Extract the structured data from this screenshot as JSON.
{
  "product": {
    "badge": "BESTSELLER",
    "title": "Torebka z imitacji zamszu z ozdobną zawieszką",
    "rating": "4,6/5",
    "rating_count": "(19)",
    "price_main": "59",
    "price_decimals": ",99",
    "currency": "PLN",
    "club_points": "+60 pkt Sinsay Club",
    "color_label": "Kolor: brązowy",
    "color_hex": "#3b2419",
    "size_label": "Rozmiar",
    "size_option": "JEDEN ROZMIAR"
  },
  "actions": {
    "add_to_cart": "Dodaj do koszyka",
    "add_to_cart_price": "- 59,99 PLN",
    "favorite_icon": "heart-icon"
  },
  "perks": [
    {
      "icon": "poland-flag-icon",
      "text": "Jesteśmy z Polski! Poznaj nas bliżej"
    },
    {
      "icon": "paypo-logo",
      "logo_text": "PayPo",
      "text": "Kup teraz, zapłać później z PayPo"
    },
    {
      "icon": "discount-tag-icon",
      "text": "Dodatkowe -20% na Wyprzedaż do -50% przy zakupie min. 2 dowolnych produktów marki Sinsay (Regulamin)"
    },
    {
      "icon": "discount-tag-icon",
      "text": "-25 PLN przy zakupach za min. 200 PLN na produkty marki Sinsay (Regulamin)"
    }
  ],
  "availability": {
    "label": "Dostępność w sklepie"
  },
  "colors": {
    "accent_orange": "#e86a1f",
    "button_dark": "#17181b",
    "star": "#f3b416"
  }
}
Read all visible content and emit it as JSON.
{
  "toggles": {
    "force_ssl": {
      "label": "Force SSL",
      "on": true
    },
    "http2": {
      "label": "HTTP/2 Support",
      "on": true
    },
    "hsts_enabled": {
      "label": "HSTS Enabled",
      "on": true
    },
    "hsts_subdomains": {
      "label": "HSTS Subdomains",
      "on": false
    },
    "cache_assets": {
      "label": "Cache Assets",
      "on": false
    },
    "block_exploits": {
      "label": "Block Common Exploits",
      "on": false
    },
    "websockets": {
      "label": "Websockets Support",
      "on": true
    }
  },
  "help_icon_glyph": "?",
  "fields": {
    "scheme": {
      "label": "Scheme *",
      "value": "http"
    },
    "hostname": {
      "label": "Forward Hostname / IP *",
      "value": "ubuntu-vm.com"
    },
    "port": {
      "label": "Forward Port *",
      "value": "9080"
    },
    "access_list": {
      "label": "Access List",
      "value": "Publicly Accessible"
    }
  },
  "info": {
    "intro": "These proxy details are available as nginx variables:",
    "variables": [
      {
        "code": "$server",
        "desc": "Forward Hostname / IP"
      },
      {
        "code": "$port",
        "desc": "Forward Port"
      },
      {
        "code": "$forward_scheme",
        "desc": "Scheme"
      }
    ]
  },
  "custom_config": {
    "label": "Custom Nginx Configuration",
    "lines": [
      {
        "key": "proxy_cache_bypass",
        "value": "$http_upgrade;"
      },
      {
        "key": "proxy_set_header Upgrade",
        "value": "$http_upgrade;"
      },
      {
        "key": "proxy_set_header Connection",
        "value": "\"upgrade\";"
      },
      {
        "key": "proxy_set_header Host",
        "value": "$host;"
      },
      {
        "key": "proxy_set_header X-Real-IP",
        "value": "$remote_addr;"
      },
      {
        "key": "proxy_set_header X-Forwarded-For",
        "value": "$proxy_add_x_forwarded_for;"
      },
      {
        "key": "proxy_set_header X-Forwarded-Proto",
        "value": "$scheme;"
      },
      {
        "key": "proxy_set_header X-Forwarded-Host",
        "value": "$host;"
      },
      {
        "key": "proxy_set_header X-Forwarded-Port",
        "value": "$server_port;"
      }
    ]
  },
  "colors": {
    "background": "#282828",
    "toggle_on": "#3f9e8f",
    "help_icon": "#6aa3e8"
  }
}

☆ ☆ ☆ ☆ ☆ ☆ ☆

* Exercise directions *
Return each line of the data that contains the string "Support".

* Result of this exercise *
      "label": "HTTP/2 Support",
      "label": "Websockets Support",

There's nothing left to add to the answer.